### [INSTRUCTION]
Write the count of lines that contain the word "xlabel" and nothing else.

(Collected data entries)
# # # # # # #

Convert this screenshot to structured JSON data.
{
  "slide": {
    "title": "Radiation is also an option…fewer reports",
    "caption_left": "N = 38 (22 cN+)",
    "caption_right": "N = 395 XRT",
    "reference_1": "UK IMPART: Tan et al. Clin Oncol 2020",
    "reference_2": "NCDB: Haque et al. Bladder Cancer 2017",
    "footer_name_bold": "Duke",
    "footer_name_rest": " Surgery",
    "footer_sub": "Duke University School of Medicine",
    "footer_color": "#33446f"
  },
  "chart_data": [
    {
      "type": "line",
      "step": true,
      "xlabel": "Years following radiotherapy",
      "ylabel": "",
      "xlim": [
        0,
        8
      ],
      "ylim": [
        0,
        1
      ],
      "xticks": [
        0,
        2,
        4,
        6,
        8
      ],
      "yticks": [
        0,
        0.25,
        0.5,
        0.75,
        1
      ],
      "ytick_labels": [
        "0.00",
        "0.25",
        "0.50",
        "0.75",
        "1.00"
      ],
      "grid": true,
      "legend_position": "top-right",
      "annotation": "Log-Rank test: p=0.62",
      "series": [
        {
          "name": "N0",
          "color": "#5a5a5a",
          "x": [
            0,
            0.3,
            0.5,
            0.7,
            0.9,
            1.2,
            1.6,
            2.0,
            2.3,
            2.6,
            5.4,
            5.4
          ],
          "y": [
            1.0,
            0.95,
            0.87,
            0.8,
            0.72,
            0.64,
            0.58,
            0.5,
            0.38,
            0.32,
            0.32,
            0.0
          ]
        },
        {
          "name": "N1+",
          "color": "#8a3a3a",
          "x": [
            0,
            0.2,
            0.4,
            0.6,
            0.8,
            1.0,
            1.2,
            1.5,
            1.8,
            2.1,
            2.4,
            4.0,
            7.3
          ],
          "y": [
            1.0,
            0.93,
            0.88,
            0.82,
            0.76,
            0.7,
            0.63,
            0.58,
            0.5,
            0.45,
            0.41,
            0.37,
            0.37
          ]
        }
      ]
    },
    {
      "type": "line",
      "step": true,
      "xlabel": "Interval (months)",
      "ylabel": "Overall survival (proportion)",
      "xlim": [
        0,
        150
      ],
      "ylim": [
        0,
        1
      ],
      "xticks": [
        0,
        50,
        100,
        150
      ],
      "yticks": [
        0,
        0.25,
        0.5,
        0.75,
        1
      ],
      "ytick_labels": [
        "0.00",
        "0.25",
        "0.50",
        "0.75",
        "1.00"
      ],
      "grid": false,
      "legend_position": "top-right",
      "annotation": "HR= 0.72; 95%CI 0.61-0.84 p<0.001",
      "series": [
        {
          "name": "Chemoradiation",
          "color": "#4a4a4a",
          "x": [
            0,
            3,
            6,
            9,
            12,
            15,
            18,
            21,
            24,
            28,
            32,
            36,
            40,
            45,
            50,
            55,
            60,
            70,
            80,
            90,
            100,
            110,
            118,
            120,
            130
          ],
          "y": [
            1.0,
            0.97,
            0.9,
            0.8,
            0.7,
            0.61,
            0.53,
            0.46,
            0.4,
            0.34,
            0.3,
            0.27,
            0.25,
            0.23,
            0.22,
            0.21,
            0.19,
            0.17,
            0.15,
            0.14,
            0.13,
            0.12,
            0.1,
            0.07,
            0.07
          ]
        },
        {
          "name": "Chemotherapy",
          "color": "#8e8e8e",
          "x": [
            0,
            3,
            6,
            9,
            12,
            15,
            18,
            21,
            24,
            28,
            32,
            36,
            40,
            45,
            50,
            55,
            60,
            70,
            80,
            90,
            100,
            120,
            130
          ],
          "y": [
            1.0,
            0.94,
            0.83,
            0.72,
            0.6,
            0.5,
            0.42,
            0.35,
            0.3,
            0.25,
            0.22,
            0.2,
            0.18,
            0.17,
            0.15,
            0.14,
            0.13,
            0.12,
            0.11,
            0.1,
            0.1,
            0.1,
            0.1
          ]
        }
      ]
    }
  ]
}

# # # # # # #

### [PROBLEM SOLUTION]
2